_TEXT PROVIDED_:

--------------------

# Pics coming next week.......



## cls12vg30 (Sep 27, 2004)

Hey guys, I haven't been on here much but I thought I'd tease you all. I'm planning a day trip up to Washington, D.C. this coming Saturday. It's less than four hours from here by car so I will drive up early in the morning and drive back in the late afternoon or evening.

Anyway, the #1 item on my list of things to see is the new Dulles Annex of the National Air Space Museum. I've been to the main A&S Museum more times than I can count, but this new annex at Dulles airport I'm really looking forward to. The building itself is gigantic, designed after a German zeppelin hanger from the '30s. Inside the building are over 80 aircraft, including the re-assembled Enola Gay, a full SR-71 Blackbird, and the Space Shuttle Enterprise. (Used for glide testing in the '70s, never operational.) Also on display are an Air France Concorde, and the Dash-80 prototype of the Boeing 707.

WWII aircraft on display (besides the Enola Gay) include:
-F6F Hellcat
-FW-190
-P-40
-Hawker Hurricane
-Junkers Ju-52
-Kawanishi N1K2 "George"
-Kawanishi Ki-45 "Nick"
-Lockheed P-38J-10-LO Lightning
-North American P-51C Mustang "Excalibur III"
-Republic P-47D-30-RA Thunderbolt
-Vought F4U-1D Corsair
-Vought-Sikorsky OS2U-3 Kingfisher


I'll also be visiting the main Air Space Museum, and the new National WWII Memorial. I'll be packing my 3.1 MP digicam and plenty of SD memory cards, so next week I should have lots of pics to share.


----------



## cheddar cheese (Sep 27, 2004)

Brilliant!  I await the pics eagerly  make sure to get some good ones of the P-38  8)


----------



## the lancaster kicks ass (Sep 27, 2004)

get good pics of al of them.................


----------



## cheddar cheese (Sep 27, 2004)

yeah, but get great pics of the P-38


----------



## lesofprimus (Sep 27, 2004)

What version of the -190 will the be showing???


----------



## the lancaster kicks ass (Sep 29, 2004)

the A hopefully (me and CC have been havaing an argument about which series was the better looking, the A or the D, i think the A, he thinks the D, but what does he know)................


----------



## cheddar cheese (Sep 29, 2004)

The D is probably one of the best looking planes of the war


----------



## lesofprimus (Sep 29, 2004)

I definatly agree with CC on that one....


----------



## cheddar cheese (Sep 30, 2004)

Thanks. The lanc says the D looks stupid with its stretched nose and fuselage, but if you ask me the A looks stupid with its short stubby nose. And the Ta-152 looks TOO stretched. (yes i do know the advantages it gave it blah blah)


----------



## the lancaster kicks ass (Oct 1, 2004)

but the Ta-152 is a great looking plane..............

--------------------

_WRITTEN EXERCISE 1_:
Format the records from the line containing "For every button, label, input, icon, or" through the line containing "flag-stripe — [0, 706, 113, 712]", both included, as a numbered list, skipping blank lines and omitting the picture.

_RECORDS FOR THIS TASK_:
--------------------

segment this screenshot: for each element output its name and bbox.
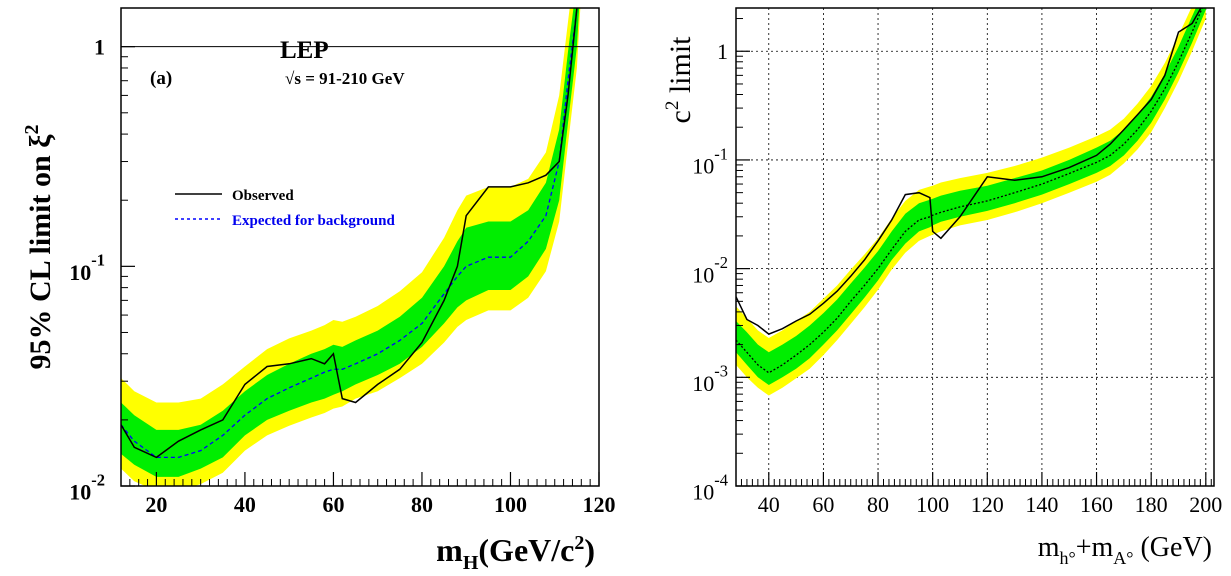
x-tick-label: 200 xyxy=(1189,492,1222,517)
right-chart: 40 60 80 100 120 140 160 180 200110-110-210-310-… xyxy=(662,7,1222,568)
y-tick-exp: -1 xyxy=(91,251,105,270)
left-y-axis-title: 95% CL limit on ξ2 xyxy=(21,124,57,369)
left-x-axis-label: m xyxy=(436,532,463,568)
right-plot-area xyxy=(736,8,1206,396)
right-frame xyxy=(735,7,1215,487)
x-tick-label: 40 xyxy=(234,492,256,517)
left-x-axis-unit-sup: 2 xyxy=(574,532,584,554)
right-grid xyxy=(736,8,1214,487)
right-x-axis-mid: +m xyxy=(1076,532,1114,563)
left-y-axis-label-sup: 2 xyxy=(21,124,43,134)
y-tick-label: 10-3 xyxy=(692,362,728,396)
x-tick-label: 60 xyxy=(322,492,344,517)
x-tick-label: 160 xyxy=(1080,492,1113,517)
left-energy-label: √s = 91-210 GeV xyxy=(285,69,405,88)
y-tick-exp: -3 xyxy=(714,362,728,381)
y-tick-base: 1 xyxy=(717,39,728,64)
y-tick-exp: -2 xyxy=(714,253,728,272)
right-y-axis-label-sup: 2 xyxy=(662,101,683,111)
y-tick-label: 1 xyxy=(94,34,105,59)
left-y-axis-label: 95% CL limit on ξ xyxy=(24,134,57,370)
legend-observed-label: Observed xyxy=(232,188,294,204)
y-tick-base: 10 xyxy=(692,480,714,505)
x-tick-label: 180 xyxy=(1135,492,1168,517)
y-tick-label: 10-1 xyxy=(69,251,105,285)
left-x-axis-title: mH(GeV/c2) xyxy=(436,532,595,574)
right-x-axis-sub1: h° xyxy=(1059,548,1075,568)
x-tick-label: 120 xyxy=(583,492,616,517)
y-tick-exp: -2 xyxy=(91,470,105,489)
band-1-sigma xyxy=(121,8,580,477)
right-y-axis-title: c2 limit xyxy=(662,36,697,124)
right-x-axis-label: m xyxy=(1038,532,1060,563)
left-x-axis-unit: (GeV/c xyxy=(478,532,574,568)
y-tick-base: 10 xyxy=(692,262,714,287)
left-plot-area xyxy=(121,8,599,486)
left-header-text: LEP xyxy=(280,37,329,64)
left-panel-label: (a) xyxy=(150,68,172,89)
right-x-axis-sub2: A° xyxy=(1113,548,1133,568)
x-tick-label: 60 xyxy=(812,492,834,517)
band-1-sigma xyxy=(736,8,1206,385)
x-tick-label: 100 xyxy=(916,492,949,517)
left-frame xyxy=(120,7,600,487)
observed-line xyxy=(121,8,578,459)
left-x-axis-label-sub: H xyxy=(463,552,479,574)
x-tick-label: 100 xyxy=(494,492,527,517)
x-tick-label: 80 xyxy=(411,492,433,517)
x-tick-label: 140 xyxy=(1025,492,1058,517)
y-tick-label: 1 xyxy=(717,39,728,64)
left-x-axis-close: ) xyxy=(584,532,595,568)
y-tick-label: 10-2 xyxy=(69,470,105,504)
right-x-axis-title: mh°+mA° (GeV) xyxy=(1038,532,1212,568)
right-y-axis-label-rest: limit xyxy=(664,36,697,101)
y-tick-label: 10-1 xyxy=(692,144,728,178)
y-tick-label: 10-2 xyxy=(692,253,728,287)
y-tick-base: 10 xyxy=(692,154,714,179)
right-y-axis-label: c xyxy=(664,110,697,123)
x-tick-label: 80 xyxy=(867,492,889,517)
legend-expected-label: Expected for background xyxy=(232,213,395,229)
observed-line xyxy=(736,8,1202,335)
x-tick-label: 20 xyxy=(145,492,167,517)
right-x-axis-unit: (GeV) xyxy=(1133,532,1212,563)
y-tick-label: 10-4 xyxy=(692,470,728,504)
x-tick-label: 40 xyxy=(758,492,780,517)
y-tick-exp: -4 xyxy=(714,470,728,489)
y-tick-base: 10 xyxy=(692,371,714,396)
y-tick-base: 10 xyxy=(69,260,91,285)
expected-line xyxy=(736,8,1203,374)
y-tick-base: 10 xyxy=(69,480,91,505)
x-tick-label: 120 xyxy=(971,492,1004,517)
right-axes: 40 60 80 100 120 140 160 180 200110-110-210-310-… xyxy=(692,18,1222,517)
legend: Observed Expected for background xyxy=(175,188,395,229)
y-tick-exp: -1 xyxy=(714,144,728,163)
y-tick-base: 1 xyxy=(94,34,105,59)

--------------------

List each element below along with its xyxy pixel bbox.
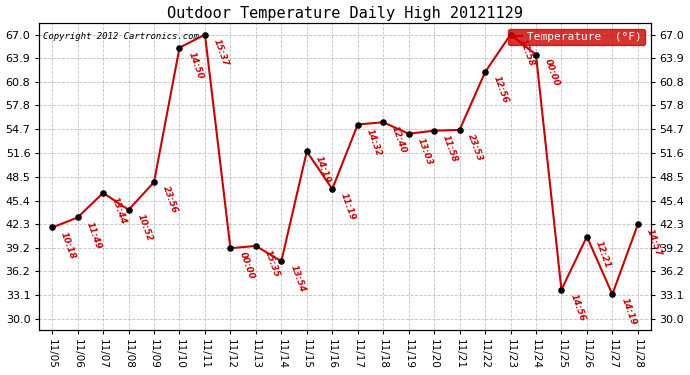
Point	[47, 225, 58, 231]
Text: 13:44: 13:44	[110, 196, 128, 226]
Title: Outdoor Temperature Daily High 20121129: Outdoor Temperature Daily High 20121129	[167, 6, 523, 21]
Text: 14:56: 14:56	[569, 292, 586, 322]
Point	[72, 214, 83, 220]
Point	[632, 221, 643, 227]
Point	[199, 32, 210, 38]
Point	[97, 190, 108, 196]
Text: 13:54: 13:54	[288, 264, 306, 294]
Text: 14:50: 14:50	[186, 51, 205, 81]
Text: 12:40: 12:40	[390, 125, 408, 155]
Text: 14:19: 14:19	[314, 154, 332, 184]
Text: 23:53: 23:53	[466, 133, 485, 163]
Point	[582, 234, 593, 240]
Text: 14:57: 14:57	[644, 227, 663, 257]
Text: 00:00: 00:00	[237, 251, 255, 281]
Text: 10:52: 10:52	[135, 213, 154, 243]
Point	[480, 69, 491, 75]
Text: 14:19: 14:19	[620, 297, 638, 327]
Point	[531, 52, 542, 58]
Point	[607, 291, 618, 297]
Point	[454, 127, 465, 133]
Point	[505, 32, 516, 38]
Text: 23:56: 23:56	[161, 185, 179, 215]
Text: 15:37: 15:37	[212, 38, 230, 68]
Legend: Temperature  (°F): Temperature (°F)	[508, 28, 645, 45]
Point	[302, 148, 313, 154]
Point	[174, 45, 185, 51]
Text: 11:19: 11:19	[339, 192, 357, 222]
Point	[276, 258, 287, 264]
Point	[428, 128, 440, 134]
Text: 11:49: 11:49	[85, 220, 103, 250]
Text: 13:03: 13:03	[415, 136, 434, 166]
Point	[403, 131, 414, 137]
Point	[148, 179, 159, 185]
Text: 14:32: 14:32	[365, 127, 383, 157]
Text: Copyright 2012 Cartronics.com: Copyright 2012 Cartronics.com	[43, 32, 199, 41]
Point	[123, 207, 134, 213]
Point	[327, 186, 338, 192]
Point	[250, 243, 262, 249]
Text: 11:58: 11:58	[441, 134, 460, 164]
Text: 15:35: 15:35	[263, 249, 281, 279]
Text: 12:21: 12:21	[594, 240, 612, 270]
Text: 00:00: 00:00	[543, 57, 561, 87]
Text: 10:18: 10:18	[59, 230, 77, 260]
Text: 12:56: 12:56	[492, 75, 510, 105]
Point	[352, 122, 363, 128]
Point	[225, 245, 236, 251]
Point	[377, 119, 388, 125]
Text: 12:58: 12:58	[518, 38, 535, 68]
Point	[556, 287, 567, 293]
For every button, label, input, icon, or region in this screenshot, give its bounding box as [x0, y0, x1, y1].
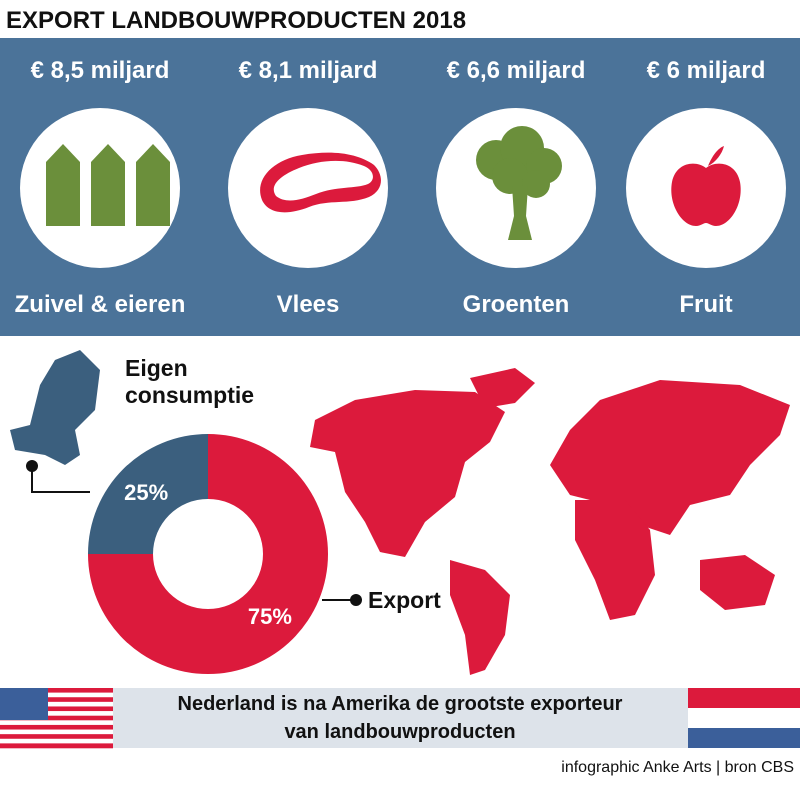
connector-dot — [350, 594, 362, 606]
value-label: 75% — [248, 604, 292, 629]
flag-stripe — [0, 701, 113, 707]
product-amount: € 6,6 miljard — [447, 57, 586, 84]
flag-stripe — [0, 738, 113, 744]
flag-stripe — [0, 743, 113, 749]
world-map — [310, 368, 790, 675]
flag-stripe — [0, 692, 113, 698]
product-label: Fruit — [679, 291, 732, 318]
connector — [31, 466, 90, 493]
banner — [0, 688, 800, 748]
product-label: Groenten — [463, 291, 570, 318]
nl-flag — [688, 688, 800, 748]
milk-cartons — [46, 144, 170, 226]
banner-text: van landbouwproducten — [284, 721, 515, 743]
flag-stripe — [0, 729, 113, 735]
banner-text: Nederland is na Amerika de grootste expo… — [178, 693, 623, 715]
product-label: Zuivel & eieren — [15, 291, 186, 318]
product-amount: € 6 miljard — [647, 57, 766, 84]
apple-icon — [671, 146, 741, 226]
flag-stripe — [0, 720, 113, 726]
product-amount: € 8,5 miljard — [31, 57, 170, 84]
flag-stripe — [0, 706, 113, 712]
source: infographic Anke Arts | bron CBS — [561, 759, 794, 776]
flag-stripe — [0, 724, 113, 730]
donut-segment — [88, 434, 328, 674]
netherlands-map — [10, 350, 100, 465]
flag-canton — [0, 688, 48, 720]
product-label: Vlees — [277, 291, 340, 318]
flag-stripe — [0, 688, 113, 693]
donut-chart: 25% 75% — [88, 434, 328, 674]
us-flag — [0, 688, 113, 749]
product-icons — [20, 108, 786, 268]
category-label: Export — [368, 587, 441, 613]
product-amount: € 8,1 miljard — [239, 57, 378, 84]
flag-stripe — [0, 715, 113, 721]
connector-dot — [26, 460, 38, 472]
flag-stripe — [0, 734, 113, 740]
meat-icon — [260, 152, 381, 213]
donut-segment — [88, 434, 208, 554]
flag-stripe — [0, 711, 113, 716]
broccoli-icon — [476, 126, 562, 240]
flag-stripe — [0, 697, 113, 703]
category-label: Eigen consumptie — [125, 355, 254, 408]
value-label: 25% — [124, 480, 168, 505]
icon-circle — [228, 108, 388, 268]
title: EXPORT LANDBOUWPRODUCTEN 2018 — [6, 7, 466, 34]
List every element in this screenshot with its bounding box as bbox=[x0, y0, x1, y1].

--------------------

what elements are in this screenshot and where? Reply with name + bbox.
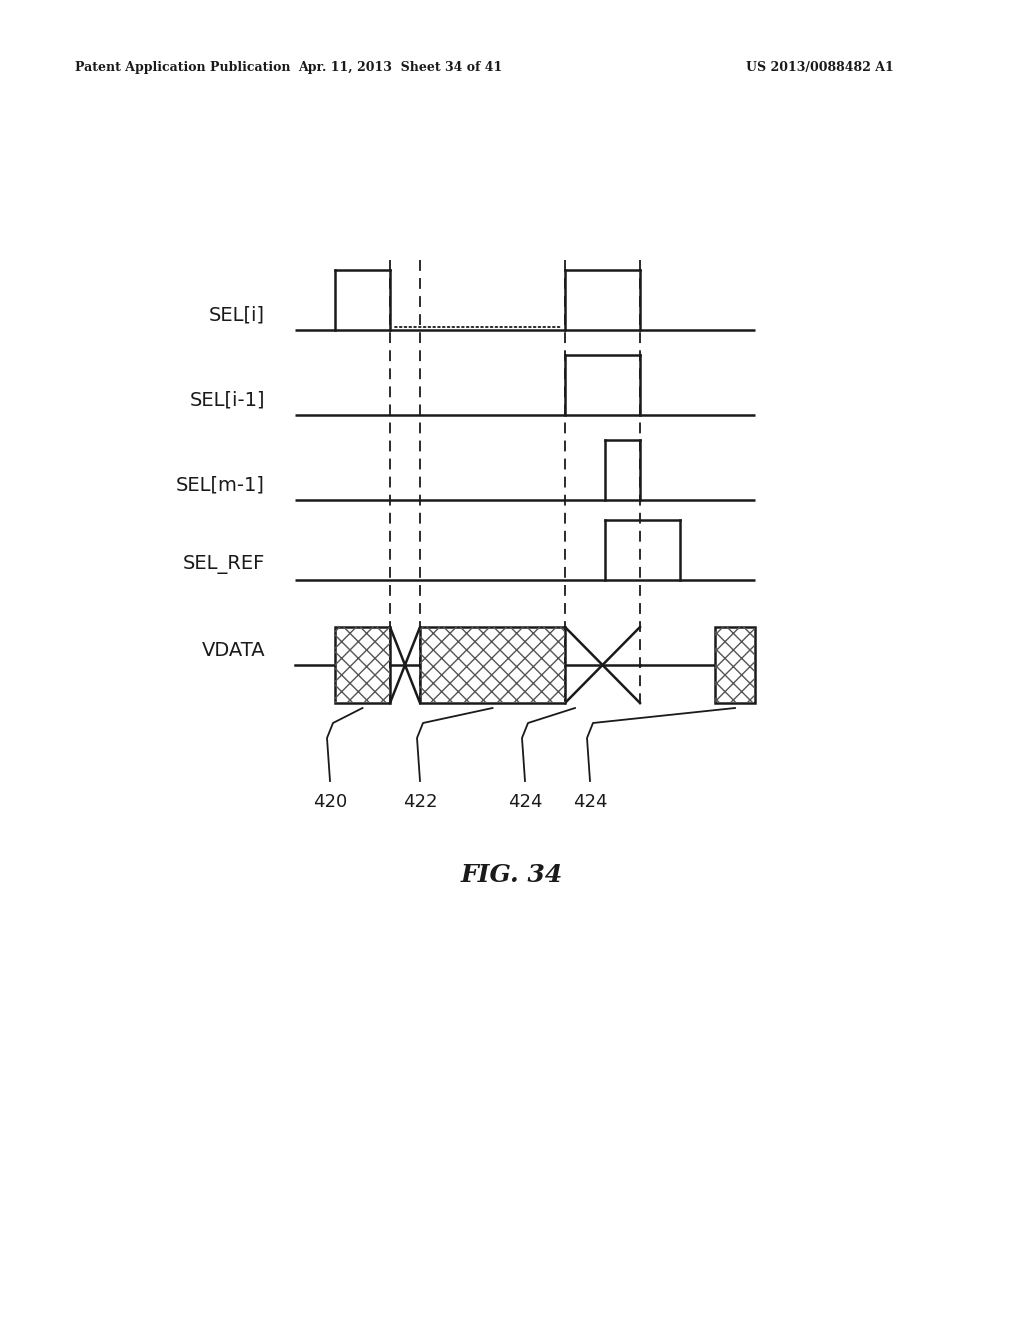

--------------------

_WRITTEN EXERCISE 2_:
Resume the forum thread about the planned museum trip and the looks of the Fw 190 variants, starting after its last post.

_FINAL ANSWER 1_:
1. For every button, label, input, icon, or region in this screenshot, give its bounding box as [x0, y0, x1, y1].
2. connector-dot — [350, 594, 362, 606]
3. value-label: 75% — [248, 604, 292, 629]
4. flag-stripe — [0, 701, 113, 707]
5. product-amount: € 6,6 miljard — [447, 57, 586, 84]
6. flag-stripe — [0, 738, 113, 744]
7. flag-stripe — [0, 743, 113, 749]
8. world-map — [310, 368, 790, 675]
9. flag-stripe — [0, 692, 113, 698]
10. product-label: Fruit — [679, 291, 732, 318]
11. connector — [31, 466, 90, 493]
12. banner — [0, 688, 800, 748]
13. product-label: Groenten — [463, 291, 570, 318]
14. nl-flag — [688, 688, 800, 748]
15. milk-cartons — [46, 144, 170, 226]
16. banner-text: van landbouwproducten — [284, 721, 515, 743]
17. flag-stripe — [0, 729, 113, 735]
18. banner-text: Nederland is na Amerika de grootste expo… — [178, 693, 623, 715]
19. product-label: Zuivel & eieren — [15, 291, 186, 318]
20. product-amount: € 6 miljard — [647, 57, 766, 84]
21. apple-icon — [671, 146, 741, 226]
22. flag-stripe — [0, 720, 113, 726]
23. product-amount: € 8,5 miljard — [31, 57, 170, 84]
24. flag-stripe — [0, 706, 113, 712]

_FINAL ANSWER 2_:
----------



## cheddar cheese (Oct 1, 2004)

Its TOO strtched. It still looks better than the 190A but i think The 190D looks superb


----------



## the lancaster kicks ass (Oct 2, 2004)

the Ta-152 is NOT to stretched.............


----------



## lesofprimus (Oct 2, 2004)

I agree....


----------



## cheddar cheese (Oct 2, 2004)

Well I still think the D looks better than the Ta-152.


----------



## lesofprimus (Oct 3, 2004)

I sorta kinda agree with u, but then again, the lines of the -152 are so fast looking...


----------



## HealzDevo (Nov 1, 2004)

I think that it is very difficult to compare. The FW-190D is a fighter-bomber designed for combating the enemy over their airspace in hit and runs. The Ta-152 was an aircraft that so far as I was aware was able to defend its home soil against enemy air raids. Therefore it is difficult in a sense to compare them as their looks may stem in part from the differences in their rtole.


----------



## lesofprimus (Nov 1, 2004)

The Dora was not a fighter-bomber....


----------



## cheddar cheese (Nov 1, 2004)

Nope, The A's were but the D definately wasnt.


----------



## GermansRGeniuses (Nov 1, 2004)

Yesh it was, it carried a 500kilo SC500 bomb on the centreline on many occasions.

Yes, it was at heart an interceptor, but is was also a Fighter-Bomber...


----------



## Crazy (Nov 1, 2004)

Argh! Thread hijackers!  

Can't wait to see the pictures, mate!


----------



## cheddar cheese (Nov 2, 2004)

"Pics coming next week" he says, and here we are over a month later, still waiting...

Well Ive never heard of Dora's carrying bombs


----------



## lesofprimus (Nov 5, 2004)

The ETC 504 centerline rack mount on the Fw-109D was for either a bomb or an auxiliary fuel tank, which they probably used exclusivly...

But seeing how there were a couple of variants, the D-11, D-11/R5, D-12 and the D-12/R5 that were ground support/attack fighters, the subject is moot....


----------



## the lancaster kicks ass (Nov 6, 2004)

however you often seen As with bombs/fuel tanks, looks very sexy................


----------



## lesofprimus (Nov 6, 2004)

This is true Lanc, but we are talking about the Dora.....


----------



## the lancaster kicks ass (Nov 6, 2004)

i know, i was just mentioning the A, as it looked so much better...............


----------



## lesofprimus (Nov 6, 2004)

Better than MY ass cheeks maybe.... Definatly NOT better lookin than the D...


----------



## the lancaster kicks ass (Nov 7, 2004)

the A was far sexier than the D, espacailly with a bomb or fuel tank slung underneath.................


----------



## lesofprimus (Nov 7, 2004)

Opinions are like arseholes.... Everybodies got one..... I'm glad u have urs, cause I have mine, and the majority have spoken from an earlier post.....


----------



## the lancaster kicks ass (Nov 7, 2004)

yes it apears you are in no way afraid to air yours............


----------



## lesofprimus (Nov 7, 2004)

Yup....


----------



## Vahe Demirjian (Jan 4, 2020)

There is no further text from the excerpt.